--- DOCUMENT SEGMENT ---

The package derives an {\tt unfold} theorem similar to that for $\Fin(A)$. 
Then it proves the theorem {\tt coinduct}, which expresses that $\llist(A)$
is the greatest solution to this equation contained in $\quniv(A)$:
\[ \infer{x\in\llist(A)}{x\in X & X\sbs \quniv(A) &
    \infer*{
     \begin{array}[b]{r@{}l}
       z=\LNil\disj 
       \bigl(\exists a\,l.\, & z=\LCons(a,l) \conj a\in A \conj{}\\
                             & l\in X\un\llist(A) \bigr)
     \end{array}  }{[z\in X]_z}}
\]
This rule complements the introduction rules; it provides a means of showing
$x\in\llist(A)$ when $x$ is infinite.  For instance, if $x=\LCons(0,x)$ then
applying the rule with $X=\{x\}$ proves $x\in\llist(\nat)$.  (Here $\nat$
is the set of natural numbers.)

Having $X\un\llist(A)$ instead of simply $X$ in the third premise above
represents a slight strengthening of the greatest fixedpoint property.  I
discuss several forms of coinduction rules elsewhere~\cite{paulson-coind}.

The clumsy form of the third premise makes the rule hard to use, especially in
large definitions.  Probably a constant should be declared to abbreviate the
large disjunction, and rules derived to allow proving the separate disjuncts.

---

• INSTRUCTIONS FOR THE TASK:
From the passage on the coinduction rule for lazy lists, extract word for word the part that opens with the words containing "The clumsy form" and closes with "the separate disjuncts.". The material after this passage comes from a different source.

--- SOURCE DATA ---

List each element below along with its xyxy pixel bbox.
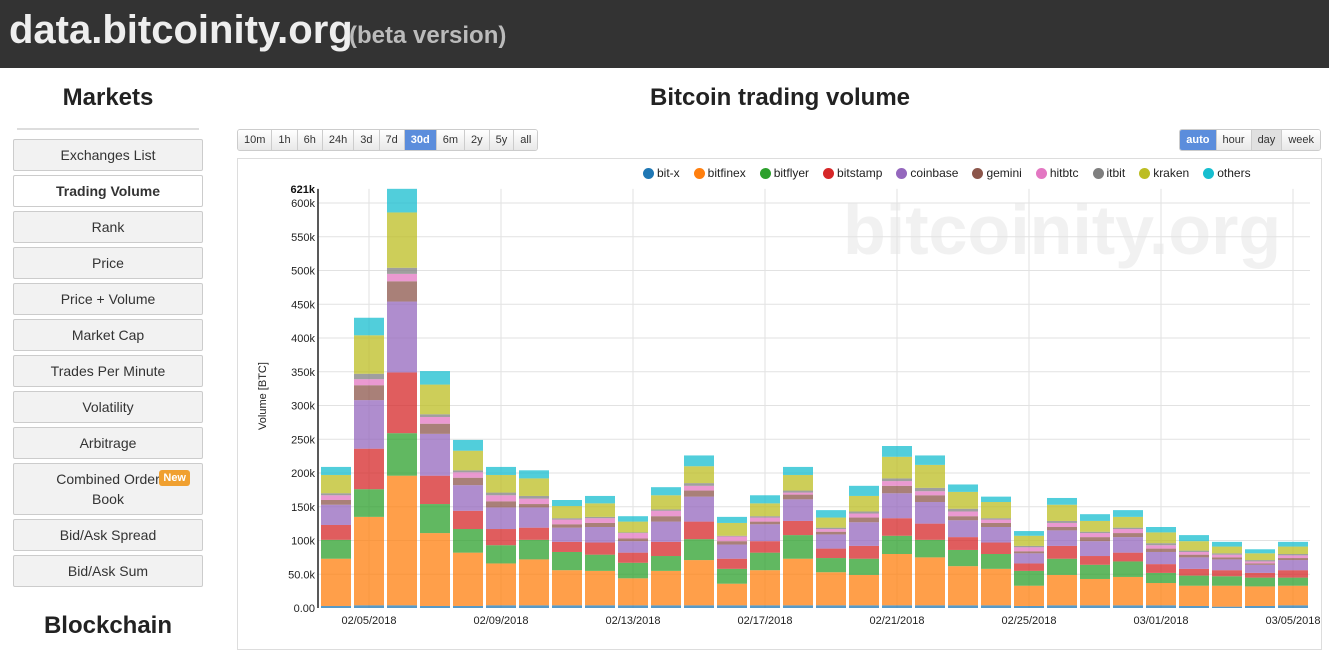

---

• WRITTEN SOLUTION:
The clumsy form of the third premise makes the rule hard to use, especially in
large definitions.  Probably a constant should be declared to abbreviate the
large disjunction, and rules derived to allow proving the separate disjuncts.